_Data for this exercise_

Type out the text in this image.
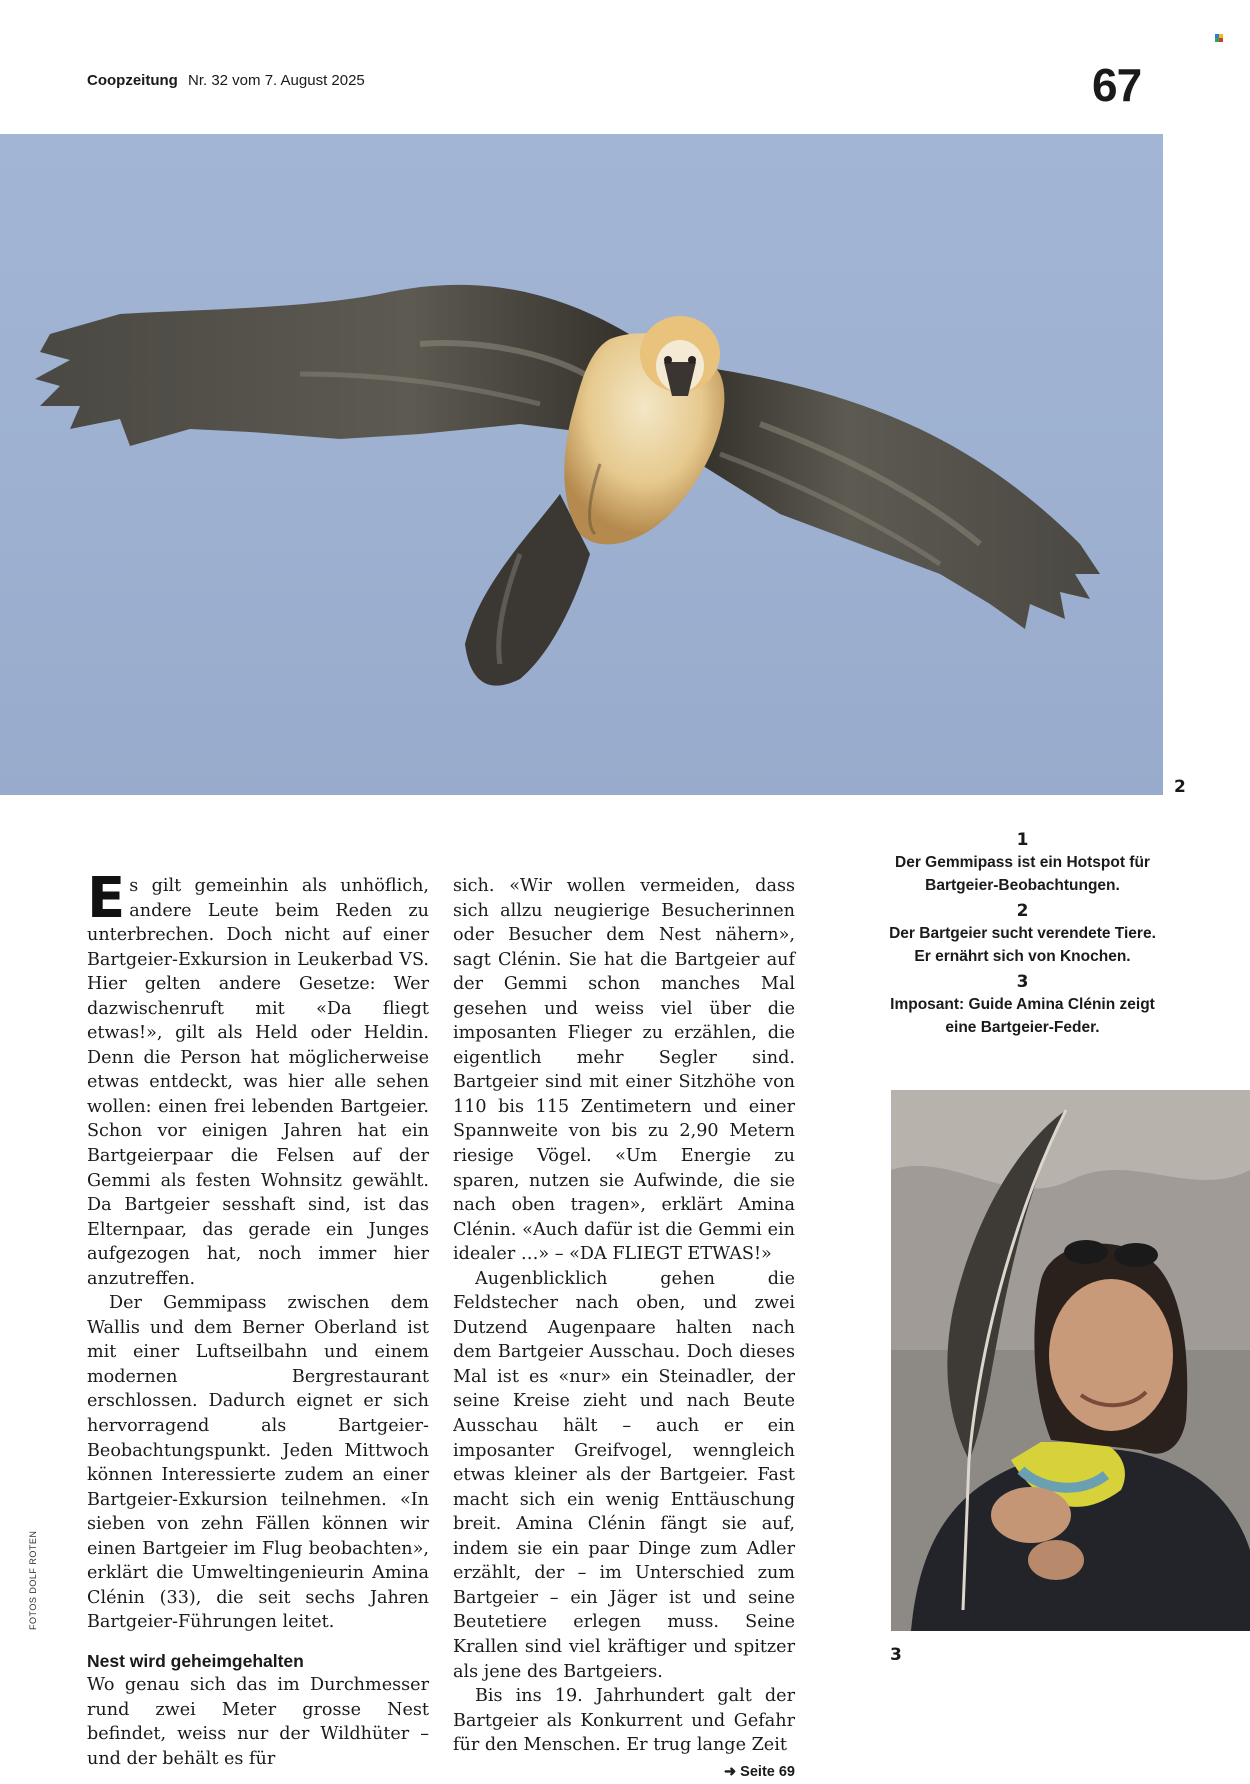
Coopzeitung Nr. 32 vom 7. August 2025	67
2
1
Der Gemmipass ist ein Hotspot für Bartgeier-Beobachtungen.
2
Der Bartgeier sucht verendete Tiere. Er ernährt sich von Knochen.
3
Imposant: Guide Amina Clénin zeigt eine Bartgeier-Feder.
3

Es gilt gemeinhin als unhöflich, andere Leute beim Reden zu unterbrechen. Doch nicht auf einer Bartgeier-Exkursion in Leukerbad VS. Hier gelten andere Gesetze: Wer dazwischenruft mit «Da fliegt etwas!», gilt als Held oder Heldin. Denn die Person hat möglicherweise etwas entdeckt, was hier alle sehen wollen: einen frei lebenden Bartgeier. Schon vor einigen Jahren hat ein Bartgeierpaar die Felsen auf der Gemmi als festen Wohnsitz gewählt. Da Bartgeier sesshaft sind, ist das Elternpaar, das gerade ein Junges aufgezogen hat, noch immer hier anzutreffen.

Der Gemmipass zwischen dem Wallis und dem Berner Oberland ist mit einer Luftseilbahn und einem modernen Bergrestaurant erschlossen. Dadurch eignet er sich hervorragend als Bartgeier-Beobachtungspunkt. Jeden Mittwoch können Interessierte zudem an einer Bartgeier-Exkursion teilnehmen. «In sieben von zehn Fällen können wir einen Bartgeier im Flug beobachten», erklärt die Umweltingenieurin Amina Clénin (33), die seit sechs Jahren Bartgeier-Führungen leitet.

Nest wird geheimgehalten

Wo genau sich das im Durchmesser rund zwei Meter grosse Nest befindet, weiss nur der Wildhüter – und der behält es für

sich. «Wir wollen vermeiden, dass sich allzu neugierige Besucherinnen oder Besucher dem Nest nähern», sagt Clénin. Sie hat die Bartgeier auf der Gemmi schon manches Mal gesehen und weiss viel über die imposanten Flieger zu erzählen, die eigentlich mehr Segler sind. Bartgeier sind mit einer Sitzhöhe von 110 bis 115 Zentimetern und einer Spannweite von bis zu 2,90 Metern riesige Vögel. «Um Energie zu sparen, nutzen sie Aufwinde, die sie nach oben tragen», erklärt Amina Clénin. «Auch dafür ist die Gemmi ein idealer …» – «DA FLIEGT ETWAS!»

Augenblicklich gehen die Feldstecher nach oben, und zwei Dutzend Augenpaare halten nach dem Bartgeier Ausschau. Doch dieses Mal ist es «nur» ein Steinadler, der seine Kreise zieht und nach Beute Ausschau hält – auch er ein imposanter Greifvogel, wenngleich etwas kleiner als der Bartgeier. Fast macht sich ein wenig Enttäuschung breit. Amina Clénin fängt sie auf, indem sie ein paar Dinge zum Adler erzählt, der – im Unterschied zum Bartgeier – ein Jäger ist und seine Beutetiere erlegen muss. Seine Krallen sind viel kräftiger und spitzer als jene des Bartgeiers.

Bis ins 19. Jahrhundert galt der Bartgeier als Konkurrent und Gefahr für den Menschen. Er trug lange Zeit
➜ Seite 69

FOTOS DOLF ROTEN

_Exercise prompt_
Pictures are to be left out; the records above must be repeated word for word.

_Expected output_
Type out the text in this image.
Coopzeitung Nr. 32 vom 7. August 2025	67
2
1
Der Gemmipass ist ein Hotspot für Bartgeier-Beobachtungen.
2
Der Bartgeier sucht verendete Tiere. Er ernährt sich von Knochen.
3
Imposant: Guide Amina Clénin zeigt eine Bartgeier-Feder.
3

Es gilt gemeinhin als unhöflich, andere Leute beim Reden zu unterbrechen. Doch nicht auf einer Bartgeier-Exkursion in Leukerbad VS. Hier gelten andere Gesetze: Wer dazwischenruft mit «Da fliegt etwas!», gilt als Held oder Heldin. Denn die Person hat möglicherweise etwas entdeckt, was hier alle sehen wollen: einen frei lebenden Bartgeier. Schon vor einigen Jahren hat ein Bartgeierpaar die Felsen auf der Gemmi als festen Wohnsitz gewählt. Da Bartgeier sesshaft sind, ist das Elternpaar, das gerade ein Junges aufgezogen hat, noch immer hier anzutreffen.

Der Gemmipass zwischen dem Wallis und dem Berner Oberland ist mit einer Luftseilbahn und einem modernen Bergrestaurant erschlossen. Dadurch eignet er sich hervorragend als Bartgeier-Beobachtungspunkt. Jeden Mittwoch können Interessierte zudem an einer Bartgeier-Exkursion teilnehmen. «In sieben von zehn Fällen können wir einen Bartgeier im Flug beobachten», erklärt die Umweltingenieurin Amina Clénin (33), die seit sechs Jahren Bartgeier-Führungen leitet.

Nest wird geheimgehalten

Wo genau sich das im Durchmesser rund zwei Meter grosse Nest befindet, weiss nur der Wildhüter – und der behält es für

sich. «Wir wollen vermeiden, dass sich allzu neugierige Besucherinnen oder Besucher dem Nest nähern», sagt Clénin. Sie hat die Bartgeier auf der Gemmi schon manches Mal gesehen und weiss viel über die imposanten Flieger zu erzählen, die eigentlich mehr Segler sind. Bartgeier sind mit einer Sitzhöhe von 110 bis 115 Zentimetern und einer Spannweite von bis zu 2,90 Metern riesige Vögel. «Um Energie zu sparen, nutzen sie Aufwinde, die sie nach oben tragen», erklärt Amina Clénin. «Auch dafür ist die Gemmi ein idealer …» – «DA FLIEGT ETWAS!»

Augenblicklich gehen die Feldstecher nach oben, und zwei Dutzend Augenpaare halten nach dem Bartgeier Ausschau. Doch dieses Mal ist es «nur» ein Steinadler, der seine Kreise zieht und nach Beute Ausschau hält – auch er ein imposanter Greifvogel, wenngleich etwas kleiner als der Bartgeier. Fast macht sich ein wenig Enttäuschung breit. Amina Clénin fängt sie auf, indem sie ein paar Dinge zum Adler erzählt, der – im Unterschied zum Bartgeier – ein Jäger ist und seine Beutetiere erlegen muss. Seine Krallen sind viel kräftiger und spitzer als jene des Bartgeiers.

Bis ins 19. Jahrhundert galt der Bartgeier als Konkurrent und Gefahr für den Menschen. Er trug lange Zeit
➜ Seite 69

FOTOS DOLF ROTEN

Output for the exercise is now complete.